## [WRITTEN EXERCISE]
Gather all lines containing the string "公司三费率情况" and copy them out.

++++ PROVIDED ENTRIES

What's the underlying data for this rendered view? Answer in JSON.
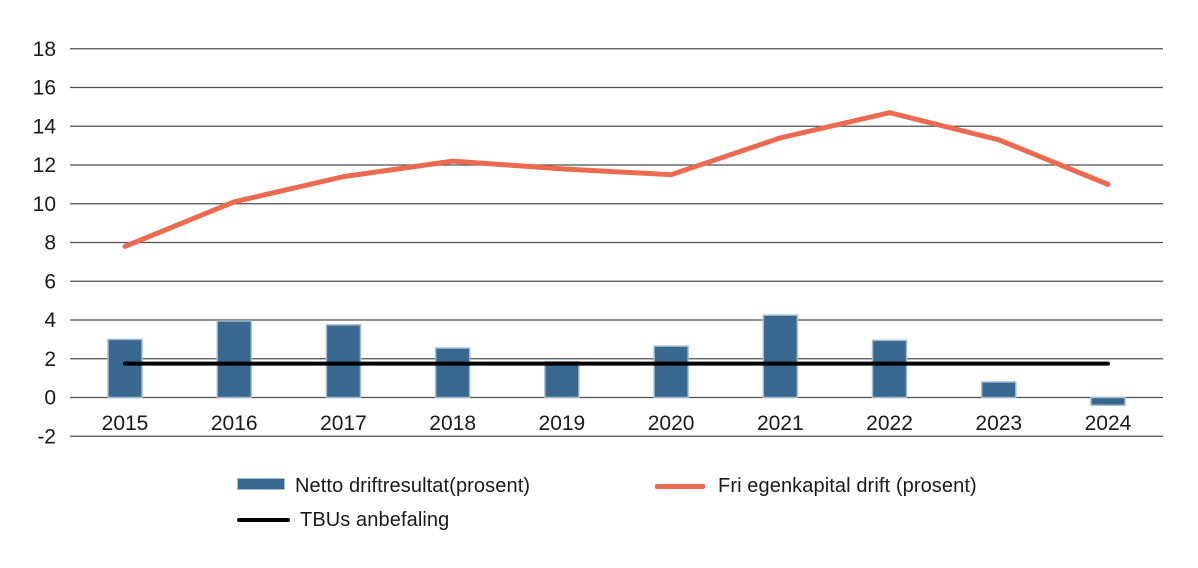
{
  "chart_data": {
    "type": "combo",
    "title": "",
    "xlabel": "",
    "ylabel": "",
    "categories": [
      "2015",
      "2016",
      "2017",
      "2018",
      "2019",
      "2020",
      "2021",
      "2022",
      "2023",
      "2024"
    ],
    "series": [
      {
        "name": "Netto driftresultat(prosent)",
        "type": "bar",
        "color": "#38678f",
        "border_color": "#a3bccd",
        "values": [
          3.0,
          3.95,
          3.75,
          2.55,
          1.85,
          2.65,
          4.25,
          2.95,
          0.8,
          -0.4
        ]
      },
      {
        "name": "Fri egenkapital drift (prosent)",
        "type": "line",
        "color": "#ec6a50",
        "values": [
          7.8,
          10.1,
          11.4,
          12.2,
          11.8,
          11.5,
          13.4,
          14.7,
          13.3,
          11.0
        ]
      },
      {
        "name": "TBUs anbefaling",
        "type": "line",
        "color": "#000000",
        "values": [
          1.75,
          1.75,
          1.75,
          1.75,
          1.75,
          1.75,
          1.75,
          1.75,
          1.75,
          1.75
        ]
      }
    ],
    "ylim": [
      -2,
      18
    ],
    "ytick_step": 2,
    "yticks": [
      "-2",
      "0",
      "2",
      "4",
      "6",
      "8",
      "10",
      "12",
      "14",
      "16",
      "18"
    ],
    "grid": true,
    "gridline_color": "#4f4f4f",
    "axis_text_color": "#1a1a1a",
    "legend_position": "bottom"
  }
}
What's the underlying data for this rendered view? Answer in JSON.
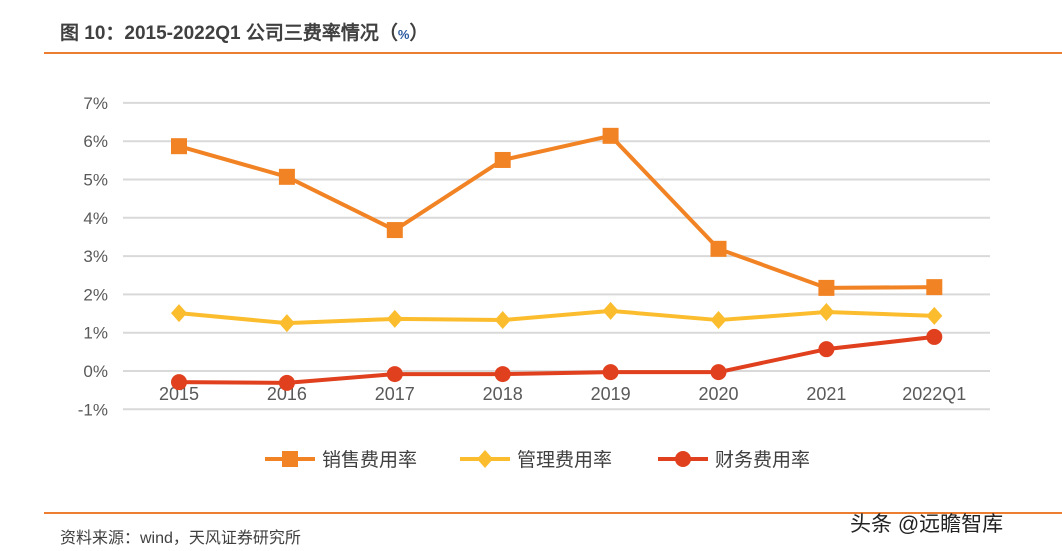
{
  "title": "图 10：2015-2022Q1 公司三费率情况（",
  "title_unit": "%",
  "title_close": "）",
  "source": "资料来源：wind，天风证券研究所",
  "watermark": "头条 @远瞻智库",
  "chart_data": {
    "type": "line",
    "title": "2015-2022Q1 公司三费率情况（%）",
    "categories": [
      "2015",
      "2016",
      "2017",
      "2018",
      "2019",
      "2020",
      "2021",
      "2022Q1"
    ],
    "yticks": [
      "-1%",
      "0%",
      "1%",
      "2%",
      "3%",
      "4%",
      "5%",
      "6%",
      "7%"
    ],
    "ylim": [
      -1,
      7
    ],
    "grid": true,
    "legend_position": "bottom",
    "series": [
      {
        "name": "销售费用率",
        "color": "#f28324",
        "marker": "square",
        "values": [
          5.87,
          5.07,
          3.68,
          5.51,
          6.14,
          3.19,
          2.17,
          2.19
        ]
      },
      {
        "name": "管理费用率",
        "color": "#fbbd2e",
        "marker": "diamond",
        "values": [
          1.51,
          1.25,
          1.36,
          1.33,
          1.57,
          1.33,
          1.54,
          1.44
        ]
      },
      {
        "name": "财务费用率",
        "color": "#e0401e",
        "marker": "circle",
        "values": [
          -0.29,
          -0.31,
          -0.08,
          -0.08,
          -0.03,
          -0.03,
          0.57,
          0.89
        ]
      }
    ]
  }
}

++++++++

## [TASK SOLUTION]
  "title": "图 10：2015-2022Q1 公司三费率情况（",
    "title": "2015-2022Q1 公司三费率情况（%）",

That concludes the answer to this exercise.